RECORDS SUPPLIED:
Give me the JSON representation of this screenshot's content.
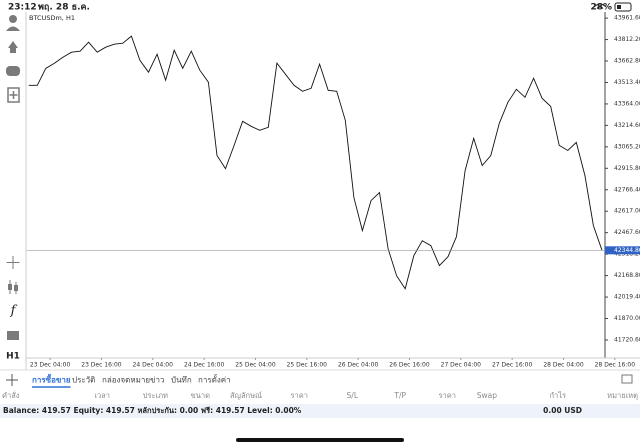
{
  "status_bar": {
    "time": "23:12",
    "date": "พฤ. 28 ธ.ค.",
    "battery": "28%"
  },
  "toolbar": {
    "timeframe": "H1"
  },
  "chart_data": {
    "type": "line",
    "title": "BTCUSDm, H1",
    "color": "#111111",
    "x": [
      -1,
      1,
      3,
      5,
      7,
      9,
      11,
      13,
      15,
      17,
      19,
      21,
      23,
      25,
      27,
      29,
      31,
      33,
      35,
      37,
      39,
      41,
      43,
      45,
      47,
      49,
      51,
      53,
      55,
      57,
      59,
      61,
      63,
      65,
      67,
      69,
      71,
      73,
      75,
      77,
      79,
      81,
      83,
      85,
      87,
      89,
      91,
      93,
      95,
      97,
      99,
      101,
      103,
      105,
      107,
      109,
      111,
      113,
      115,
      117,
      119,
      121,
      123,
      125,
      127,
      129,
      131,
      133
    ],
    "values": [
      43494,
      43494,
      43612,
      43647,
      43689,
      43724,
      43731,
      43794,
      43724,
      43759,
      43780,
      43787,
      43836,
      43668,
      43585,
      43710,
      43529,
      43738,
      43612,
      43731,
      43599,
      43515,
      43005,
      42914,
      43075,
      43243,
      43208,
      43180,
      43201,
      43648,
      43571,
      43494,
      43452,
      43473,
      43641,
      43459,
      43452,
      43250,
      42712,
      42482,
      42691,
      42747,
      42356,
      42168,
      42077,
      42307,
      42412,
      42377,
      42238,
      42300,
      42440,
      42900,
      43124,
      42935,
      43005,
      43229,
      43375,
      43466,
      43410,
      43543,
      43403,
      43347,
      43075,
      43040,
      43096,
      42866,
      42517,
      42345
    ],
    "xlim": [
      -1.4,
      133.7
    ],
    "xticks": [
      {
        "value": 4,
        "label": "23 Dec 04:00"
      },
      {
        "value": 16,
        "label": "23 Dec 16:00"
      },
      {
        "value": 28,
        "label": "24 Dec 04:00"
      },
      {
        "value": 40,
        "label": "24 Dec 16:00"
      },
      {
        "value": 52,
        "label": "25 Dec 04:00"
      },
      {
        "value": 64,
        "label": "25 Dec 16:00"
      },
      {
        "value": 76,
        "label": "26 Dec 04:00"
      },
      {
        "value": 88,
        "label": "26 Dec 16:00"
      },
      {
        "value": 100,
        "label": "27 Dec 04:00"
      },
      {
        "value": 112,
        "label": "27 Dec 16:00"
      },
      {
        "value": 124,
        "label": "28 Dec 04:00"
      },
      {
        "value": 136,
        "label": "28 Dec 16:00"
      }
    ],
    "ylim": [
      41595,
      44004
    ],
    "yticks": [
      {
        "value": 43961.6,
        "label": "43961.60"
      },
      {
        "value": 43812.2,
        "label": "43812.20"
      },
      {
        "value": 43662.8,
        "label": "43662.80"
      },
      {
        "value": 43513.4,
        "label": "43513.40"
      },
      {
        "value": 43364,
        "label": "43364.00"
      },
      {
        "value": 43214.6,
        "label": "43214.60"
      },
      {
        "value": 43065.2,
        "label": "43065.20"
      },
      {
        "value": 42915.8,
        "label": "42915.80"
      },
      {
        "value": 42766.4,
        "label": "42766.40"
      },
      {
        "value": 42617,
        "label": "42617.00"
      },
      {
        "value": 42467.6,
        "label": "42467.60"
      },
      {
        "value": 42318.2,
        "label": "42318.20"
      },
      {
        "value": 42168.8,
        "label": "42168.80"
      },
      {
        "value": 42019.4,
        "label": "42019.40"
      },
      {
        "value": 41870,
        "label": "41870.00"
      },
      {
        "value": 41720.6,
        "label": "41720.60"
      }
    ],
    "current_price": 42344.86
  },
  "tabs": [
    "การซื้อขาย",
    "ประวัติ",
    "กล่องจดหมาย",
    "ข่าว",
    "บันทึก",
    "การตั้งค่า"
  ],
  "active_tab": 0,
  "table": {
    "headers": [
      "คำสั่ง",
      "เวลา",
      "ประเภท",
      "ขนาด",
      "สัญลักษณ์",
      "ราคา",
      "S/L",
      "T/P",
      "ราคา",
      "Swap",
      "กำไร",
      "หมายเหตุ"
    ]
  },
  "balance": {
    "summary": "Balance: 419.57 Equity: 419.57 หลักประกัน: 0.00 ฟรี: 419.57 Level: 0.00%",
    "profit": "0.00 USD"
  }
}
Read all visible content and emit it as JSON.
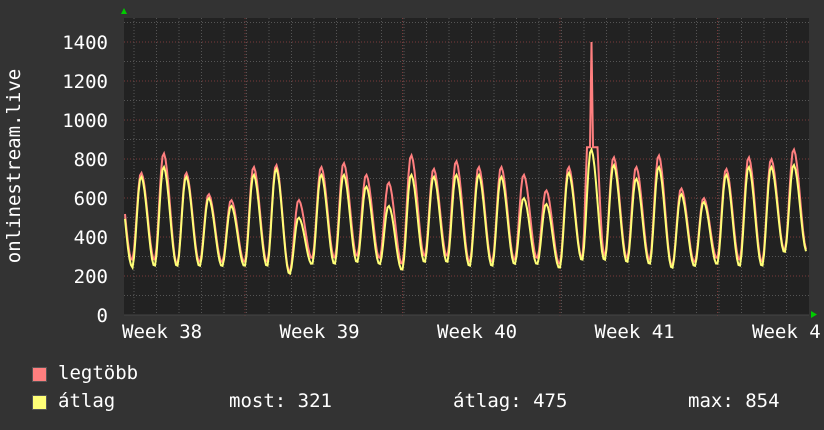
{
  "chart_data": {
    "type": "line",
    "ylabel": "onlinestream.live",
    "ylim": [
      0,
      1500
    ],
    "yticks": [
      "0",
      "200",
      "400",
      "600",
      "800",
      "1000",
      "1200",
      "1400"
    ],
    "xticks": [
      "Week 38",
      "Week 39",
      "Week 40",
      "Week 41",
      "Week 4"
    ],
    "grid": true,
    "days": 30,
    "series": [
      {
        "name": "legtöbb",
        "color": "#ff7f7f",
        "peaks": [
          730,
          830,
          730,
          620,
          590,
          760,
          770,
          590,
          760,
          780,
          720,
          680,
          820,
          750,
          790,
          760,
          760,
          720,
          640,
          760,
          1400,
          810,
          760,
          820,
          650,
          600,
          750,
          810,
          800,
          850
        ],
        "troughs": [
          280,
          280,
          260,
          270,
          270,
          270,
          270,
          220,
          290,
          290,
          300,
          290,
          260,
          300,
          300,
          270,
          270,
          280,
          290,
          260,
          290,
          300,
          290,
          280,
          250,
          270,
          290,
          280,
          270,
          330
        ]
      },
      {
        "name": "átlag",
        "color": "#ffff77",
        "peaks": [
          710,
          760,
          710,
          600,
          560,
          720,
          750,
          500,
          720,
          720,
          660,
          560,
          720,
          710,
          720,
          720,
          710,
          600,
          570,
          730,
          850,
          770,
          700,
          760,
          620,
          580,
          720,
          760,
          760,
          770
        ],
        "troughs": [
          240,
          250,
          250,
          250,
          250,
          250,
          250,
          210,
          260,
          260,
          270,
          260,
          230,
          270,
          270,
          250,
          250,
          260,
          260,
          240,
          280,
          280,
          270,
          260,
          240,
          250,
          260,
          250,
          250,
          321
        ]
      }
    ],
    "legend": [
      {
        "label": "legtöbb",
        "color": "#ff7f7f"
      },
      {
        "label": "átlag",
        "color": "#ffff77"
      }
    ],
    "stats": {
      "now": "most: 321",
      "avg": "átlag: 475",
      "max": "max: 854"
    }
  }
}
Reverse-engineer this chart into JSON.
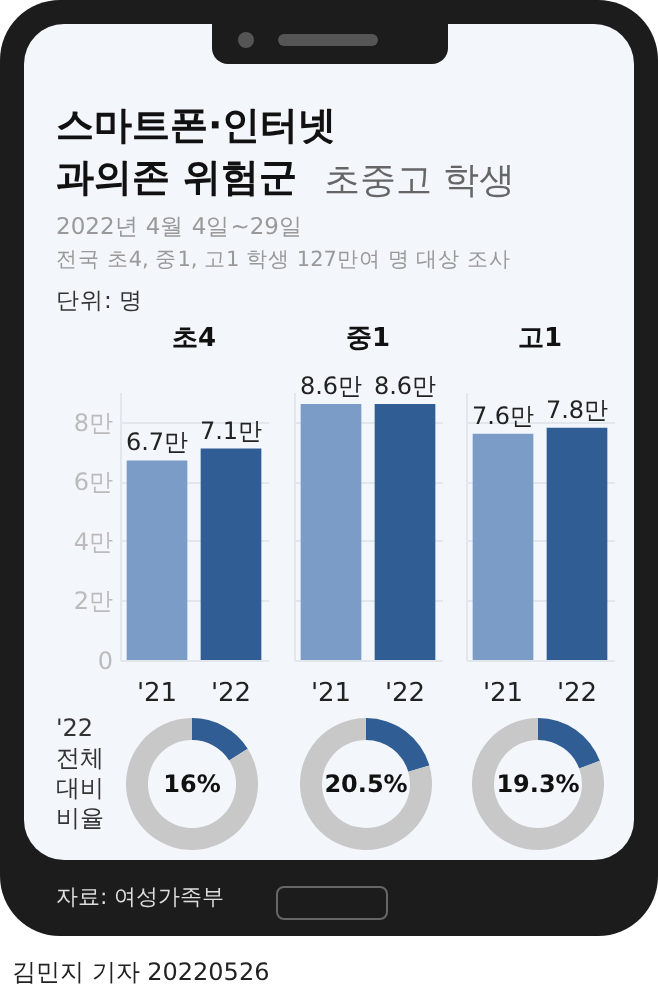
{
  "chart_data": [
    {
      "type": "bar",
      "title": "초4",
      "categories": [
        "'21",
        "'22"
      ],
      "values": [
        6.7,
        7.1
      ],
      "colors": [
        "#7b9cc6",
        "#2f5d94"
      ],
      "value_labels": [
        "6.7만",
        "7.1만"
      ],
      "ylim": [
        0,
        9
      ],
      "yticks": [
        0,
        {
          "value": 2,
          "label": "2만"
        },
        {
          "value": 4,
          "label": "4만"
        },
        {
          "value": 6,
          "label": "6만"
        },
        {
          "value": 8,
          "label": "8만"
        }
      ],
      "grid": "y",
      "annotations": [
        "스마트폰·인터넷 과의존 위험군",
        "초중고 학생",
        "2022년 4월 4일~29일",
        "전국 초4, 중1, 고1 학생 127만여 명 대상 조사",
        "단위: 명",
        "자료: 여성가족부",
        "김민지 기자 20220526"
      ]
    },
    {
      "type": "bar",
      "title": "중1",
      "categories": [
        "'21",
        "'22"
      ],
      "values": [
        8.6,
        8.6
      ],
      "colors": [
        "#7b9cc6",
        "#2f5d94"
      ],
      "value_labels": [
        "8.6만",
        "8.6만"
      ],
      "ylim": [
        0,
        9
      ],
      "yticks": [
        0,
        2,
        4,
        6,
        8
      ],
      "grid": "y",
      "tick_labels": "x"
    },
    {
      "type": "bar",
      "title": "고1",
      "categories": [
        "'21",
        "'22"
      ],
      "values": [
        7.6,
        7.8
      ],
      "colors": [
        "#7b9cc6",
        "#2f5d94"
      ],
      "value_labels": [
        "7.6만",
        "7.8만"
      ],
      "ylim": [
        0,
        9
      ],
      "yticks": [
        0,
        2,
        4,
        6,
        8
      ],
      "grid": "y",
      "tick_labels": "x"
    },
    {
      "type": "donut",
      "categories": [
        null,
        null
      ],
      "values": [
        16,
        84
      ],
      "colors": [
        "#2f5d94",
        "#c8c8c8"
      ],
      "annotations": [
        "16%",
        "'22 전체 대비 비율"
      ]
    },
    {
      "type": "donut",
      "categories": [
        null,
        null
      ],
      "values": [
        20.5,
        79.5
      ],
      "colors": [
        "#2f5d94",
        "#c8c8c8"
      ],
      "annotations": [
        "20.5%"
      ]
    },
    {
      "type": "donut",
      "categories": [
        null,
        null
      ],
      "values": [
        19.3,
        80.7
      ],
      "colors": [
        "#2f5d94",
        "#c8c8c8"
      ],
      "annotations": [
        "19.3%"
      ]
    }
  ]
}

WORK INSTRUCTIONS: Find the string "JSON" in the records, then copy each line where it occurs.

FINAL ANSWER:
Give me the JSON representation of this screenshot's content.
Read all visible content and emit it as JSON.
Reverse-engineer this chart into JSON.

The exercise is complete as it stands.